_Dataset rows_:
● ● ● ● ● ● ●

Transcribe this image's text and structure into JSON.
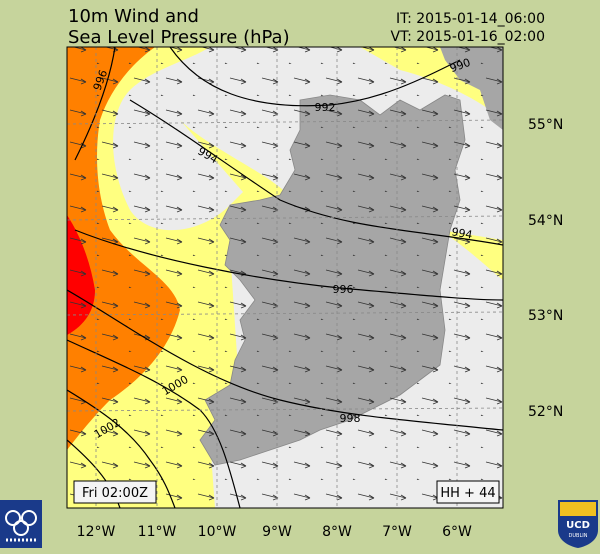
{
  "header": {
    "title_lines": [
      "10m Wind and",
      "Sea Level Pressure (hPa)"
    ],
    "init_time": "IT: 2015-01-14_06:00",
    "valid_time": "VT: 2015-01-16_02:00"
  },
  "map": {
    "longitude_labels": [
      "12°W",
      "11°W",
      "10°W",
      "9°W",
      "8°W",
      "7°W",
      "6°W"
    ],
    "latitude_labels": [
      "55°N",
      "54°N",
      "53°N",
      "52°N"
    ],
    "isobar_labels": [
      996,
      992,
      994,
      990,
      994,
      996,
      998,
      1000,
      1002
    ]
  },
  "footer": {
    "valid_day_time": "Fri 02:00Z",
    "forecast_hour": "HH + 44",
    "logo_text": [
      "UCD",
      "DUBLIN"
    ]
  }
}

● ● ● ● ● ● ●

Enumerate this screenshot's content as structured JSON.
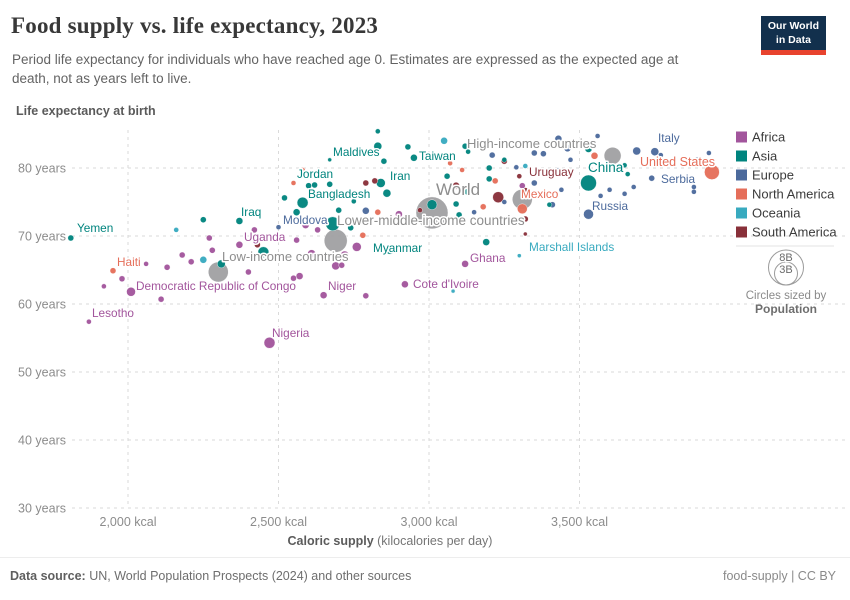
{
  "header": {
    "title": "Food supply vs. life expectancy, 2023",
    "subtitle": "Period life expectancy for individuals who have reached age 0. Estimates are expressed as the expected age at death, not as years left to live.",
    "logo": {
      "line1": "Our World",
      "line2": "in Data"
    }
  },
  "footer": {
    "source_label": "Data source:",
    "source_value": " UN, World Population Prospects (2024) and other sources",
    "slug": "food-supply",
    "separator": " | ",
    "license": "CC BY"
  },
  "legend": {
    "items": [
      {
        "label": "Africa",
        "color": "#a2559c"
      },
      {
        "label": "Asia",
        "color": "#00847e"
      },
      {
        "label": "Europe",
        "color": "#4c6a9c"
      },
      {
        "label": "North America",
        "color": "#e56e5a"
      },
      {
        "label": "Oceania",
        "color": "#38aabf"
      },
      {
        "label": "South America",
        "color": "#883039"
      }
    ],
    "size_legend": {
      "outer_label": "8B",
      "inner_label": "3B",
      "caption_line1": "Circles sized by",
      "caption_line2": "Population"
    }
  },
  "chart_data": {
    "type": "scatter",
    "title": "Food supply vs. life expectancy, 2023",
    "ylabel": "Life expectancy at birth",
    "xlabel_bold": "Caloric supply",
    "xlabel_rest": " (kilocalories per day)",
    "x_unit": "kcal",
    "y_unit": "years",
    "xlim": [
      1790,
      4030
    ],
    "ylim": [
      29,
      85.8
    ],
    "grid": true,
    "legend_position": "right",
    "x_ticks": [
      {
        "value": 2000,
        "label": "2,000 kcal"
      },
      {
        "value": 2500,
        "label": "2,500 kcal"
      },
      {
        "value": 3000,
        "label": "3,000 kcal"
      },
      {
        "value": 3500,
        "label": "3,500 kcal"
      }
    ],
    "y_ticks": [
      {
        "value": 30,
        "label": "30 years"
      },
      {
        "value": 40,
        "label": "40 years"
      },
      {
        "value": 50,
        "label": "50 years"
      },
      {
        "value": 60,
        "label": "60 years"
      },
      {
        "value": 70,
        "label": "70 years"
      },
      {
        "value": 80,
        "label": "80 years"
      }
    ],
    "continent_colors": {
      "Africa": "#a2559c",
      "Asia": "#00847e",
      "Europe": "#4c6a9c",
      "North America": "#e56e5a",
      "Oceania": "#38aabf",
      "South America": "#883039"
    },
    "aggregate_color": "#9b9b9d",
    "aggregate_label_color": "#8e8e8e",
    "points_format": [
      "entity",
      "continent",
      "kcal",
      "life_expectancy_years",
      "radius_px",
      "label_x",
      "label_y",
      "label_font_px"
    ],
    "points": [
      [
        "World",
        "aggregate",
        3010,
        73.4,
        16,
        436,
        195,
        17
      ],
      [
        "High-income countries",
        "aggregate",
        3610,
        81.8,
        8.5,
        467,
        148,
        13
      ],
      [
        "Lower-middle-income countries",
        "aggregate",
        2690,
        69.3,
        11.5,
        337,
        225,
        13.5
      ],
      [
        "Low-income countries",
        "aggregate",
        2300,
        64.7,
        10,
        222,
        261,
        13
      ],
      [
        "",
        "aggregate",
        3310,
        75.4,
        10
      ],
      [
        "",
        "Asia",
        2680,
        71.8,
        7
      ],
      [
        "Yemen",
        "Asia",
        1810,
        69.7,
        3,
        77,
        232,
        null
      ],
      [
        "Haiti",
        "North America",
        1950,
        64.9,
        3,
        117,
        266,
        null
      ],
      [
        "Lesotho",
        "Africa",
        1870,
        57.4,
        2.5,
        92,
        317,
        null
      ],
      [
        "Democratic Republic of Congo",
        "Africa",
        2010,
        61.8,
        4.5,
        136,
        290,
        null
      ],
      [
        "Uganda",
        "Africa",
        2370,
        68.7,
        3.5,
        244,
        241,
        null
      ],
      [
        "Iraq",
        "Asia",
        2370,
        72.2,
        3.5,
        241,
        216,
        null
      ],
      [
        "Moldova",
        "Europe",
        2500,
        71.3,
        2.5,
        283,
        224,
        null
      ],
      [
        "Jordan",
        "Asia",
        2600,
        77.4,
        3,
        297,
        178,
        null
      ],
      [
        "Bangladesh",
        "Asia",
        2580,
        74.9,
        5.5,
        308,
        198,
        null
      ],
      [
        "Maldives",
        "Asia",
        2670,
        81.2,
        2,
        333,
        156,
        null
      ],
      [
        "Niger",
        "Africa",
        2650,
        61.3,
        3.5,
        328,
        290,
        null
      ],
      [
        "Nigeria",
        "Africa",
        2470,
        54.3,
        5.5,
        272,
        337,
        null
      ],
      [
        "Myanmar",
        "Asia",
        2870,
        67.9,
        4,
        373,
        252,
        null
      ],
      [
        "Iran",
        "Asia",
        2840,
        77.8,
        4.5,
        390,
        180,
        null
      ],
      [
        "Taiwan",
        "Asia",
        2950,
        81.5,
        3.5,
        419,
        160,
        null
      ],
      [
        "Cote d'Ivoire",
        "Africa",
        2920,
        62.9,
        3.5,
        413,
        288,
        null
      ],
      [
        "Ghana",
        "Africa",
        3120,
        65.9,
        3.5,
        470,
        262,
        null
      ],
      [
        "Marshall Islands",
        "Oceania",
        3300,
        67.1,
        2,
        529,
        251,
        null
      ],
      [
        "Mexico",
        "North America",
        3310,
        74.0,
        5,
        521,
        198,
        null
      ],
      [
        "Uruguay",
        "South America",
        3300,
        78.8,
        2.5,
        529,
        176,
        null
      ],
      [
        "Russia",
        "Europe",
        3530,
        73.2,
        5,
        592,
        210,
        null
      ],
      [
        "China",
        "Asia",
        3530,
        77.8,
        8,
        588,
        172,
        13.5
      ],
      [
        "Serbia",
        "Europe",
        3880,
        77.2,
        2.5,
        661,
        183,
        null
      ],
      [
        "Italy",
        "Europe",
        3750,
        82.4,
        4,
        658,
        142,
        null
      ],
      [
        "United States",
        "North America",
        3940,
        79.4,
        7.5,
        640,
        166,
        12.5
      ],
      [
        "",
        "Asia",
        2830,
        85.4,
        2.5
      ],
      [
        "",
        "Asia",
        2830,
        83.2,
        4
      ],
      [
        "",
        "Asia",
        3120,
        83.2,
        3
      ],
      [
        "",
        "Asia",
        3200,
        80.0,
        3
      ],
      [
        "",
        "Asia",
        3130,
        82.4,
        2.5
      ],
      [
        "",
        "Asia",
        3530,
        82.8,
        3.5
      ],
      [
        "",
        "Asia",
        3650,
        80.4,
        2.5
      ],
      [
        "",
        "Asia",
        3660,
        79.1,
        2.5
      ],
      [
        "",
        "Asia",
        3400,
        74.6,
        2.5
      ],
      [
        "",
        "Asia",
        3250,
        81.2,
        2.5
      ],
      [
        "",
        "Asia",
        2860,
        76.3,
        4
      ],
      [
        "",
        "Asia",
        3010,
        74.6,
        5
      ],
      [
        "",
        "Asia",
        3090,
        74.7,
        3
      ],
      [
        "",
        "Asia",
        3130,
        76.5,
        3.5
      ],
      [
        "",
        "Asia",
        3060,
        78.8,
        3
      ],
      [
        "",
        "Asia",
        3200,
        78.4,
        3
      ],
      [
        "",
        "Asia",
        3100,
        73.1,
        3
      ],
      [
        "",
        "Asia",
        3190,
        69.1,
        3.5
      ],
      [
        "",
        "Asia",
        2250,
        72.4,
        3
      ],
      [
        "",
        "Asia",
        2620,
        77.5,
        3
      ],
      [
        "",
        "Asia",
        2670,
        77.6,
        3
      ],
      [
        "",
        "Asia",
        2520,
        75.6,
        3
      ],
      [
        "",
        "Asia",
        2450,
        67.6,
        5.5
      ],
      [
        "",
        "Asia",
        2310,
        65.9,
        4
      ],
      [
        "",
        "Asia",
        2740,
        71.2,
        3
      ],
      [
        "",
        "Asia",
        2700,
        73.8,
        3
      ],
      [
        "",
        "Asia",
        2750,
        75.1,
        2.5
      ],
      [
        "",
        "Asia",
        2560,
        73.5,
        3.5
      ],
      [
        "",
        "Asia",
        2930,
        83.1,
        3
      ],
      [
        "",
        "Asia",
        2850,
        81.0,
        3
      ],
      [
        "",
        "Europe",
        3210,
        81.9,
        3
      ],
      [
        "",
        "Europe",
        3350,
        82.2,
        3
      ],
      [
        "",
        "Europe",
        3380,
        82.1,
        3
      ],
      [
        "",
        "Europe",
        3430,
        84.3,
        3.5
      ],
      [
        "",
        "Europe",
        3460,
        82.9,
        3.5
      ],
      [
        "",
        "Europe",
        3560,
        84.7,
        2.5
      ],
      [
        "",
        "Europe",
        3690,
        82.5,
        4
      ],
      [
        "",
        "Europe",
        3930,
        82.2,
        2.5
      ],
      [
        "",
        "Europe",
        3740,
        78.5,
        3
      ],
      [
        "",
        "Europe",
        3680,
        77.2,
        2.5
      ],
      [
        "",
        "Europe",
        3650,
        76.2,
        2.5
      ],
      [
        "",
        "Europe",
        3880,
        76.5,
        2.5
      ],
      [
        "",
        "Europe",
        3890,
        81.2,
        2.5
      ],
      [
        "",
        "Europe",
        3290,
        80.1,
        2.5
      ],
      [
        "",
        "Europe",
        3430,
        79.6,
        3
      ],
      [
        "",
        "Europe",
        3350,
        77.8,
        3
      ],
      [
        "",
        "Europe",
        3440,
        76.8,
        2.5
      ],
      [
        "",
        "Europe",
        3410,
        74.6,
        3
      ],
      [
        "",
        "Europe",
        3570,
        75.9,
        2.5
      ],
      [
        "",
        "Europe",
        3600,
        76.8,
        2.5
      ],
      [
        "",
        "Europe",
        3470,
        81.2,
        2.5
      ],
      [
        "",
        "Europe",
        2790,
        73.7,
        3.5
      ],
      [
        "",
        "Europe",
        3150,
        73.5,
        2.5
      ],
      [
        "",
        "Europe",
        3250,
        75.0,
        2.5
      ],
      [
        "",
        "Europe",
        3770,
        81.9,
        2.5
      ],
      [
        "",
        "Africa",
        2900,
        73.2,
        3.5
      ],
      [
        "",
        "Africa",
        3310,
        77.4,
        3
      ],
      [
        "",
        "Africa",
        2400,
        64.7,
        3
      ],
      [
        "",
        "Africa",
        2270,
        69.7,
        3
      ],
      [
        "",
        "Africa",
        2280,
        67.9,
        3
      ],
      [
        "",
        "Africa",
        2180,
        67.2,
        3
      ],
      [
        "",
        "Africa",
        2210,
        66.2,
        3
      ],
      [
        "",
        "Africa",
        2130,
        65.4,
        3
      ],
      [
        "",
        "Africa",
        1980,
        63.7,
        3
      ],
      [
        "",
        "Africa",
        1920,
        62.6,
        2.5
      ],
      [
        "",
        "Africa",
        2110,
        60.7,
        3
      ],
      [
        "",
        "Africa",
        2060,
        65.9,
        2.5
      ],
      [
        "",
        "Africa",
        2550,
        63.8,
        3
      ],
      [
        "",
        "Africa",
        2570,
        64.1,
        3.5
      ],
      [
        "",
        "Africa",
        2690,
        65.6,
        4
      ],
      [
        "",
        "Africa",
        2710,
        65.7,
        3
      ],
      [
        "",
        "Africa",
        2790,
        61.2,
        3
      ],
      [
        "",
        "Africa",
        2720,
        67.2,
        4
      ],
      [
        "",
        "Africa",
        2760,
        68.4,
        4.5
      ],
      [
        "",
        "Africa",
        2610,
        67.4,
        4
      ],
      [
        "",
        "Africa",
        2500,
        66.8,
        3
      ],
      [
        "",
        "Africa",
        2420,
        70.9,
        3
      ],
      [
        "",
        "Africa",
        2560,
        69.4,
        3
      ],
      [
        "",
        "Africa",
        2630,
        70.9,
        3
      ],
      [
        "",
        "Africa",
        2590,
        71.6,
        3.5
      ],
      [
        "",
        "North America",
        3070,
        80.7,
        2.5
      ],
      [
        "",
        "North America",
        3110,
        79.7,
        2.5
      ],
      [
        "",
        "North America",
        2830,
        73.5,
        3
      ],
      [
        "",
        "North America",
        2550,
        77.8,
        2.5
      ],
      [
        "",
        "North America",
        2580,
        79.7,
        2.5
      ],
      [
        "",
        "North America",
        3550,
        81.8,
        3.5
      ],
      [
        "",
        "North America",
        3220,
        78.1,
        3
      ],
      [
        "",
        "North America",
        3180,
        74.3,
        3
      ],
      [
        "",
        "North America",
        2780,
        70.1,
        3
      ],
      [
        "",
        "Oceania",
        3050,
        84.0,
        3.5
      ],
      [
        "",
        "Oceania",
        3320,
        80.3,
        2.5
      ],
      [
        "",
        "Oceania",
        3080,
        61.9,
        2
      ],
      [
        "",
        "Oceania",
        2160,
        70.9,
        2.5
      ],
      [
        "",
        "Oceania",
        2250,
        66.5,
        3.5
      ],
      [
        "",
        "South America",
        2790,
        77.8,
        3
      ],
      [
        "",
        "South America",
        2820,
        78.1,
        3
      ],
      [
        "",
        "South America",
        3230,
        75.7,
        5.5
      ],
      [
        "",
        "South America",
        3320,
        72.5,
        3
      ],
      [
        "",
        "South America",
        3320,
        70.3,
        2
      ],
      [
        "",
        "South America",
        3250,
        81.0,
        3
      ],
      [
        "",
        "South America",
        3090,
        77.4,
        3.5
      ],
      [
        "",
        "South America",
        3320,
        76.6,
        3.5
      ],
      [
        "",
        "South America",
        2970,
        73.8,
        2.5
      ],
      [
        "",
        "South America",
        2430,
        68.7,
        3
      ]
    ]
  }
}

● ● ● ● ● ● ●

_What is asked_:
Go through the records and show every line with the string "this" in it.

_Finished task_:
Transcribe this image's text and structure into JSON.
Enumerate this screenshot's content as structured JSON.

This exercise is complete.